What is required:
Copy out every record below, word for word.

* Begin Information provided *

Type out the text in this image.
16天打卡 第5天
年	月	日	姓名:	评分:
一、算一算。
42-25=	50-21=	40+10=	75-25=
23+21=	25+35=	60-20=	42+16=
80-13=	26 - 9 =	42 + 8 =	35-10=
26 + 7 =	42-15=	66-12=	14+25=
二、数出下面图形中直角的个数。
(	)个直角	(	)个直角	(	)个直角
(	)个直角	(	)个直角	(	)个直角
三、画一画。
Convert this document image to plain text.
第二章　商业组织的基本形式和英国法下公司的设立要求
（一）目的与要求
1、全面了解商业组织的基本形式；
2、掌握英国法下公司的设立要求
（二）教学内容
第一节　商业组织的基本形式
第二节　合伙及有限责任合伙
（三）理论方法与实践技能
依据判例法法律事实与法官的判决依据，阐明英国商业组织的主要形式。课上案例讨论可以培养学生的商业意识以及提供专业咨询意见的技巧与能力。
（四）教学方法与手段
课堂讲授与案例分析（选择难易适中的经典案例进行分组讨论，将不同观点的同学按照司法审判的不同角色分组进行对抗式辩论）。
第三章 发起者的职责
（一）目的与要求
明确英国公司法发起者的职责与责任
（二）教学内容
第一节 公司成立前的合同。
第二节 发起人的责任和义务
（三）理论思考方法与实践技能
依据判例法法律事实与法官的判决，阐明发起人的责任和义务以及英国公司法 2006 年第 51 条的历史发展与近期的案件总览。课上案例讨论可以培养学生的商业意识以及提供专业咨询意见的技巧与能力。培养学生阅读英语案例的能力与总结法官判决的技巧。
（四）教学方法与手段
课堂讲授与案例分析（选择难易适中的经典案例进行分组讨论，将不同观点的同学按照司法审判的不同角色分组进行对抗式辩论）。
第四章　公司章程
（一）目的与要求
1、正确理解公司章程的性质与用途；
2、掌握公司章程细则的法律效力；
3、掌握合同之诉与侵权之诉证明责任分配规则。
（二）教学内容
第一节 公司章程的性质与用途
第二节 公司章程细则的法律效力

* End Information provided *

Solution for this problem:
Type out the text in this image.
16天打卡 第5天
年	月	日	姓名:	评分:
一、算一算。
42-25=	50-21=	40+10=	75-25=
23+21=	25+35=	60-20=	42+16=
80-13=	26 - 9 =	42 + 8 =	35-10=
26 + 7 =	42-15=	66-12=	14+25=
二、数出下面图形中直角的个数。
(	)个直角	(	)个直角	(	)个直角
(	)个直角	(	)个直角	(	)个直角
三、画一画。
Convert this document image to plain text.
第二章　商业组织的基本形式和英国法下公司的设立要求
（一）目的与要求
1、全面了解商业组织的基本形式；
2、掌握英国法下公司的设立要求
（二）教学内容
第一节　商业组织的基本形式
第二节　合伙及有限责任合伙
（三）理论方法与实践技能
依据判例法法律事实与法官的判决依据，阐明英国商业组织的主要形式。课上案例讨论可以培养学生的商业意识以及提供专业咨询意见的技巧与能力。
（四）教学方法与手段
课堂讲授与案例分析（选择难易适中的经典案例进行分组讨论，将不同观点的同学按照司法审判的不同角色分组进行对抗式辩论）。
第三章 发起者的职责
（一）目的与要求
明确英国公司法发起者的职责与责任
（二）教学内容
第一节 公司成立前的合同。
第二节 发起人的责任和义务
（三）理论思考方法与实践技能
依据判例法法律事实与法官的判决，阐明发起人的责任和义务以及英国公司法 2006 年第 51 条的历史发展与近期的案件总览。课上案例讨论可以培养学生的商业意识以及提供专业咨询意见的技巧与能力。培养学生阅读英语案例的能力与总结法官判决的技巧。
（四）教学方法与手段
课堂讲授与案例分析（选择难易适中的经典案例进行分组讨论，将不同观点的同学按照司法审判的不同角色分组进行对抗式辩论）。
第四章　公司章程
（一）目的与要求
1、正确理解公司章程的性质与用途；
2、掌握公司章程细则的法律效力；
3、掌握合同之诉与侵权之诉证明责任分配规则。
（二）教学内容
第一节 公司章程的性质与用途
第二节 公司章程细则的法律效力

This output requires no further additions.